● **Exercise details**
Look over the lines below. Report each one that includes the string "BMKG".

[Data entries for graphics]

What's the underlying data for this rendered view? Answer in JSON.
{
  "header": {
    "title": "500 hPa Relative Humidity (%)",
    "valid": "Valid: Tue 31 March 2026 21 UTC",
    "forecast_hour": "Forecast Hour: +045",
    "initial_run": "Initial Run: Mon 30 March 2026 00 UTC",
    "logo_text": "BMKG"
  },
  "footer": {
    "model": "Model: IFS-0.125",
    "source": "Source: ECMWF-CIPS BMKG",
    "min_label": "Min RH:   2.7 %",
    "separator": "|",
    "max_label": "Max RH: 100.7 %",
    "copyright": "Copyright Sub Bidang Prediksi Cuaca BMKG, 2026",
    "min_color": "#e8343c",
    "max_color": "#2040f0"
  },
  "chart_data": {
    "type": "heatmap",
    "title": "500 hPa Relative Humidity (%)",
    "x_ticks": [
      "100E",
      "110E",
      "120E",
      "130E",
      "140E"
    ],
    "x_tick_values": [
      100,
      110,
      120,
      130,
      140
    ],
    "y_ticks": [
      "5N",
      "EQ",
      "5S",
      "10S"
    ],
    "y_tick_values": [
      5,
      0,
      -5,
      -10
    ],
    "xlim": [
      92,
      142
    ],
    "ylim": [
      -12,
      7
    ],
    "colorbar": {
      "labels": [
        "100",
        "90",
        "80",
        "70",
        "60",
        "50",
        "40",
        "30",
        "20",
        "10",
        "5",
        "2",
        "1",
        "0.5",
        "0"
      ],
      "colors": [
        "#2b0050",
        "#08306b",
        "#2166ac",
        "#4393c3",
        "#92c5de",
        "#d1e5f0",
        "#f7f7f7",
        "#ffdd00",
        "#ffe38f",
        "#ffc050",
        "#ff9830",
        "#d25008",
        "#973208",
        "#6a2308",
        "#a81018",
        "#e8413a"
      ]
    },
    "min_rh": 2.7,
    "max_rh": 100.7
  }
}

● **Solution to the problem**
    "logo_text": "BMKG"
    "source": "Source: ECMWF-CIPS BMKG",
    "copyright": "Copyright Sub Bidang Prediksi Cuaca BMKG, 2026",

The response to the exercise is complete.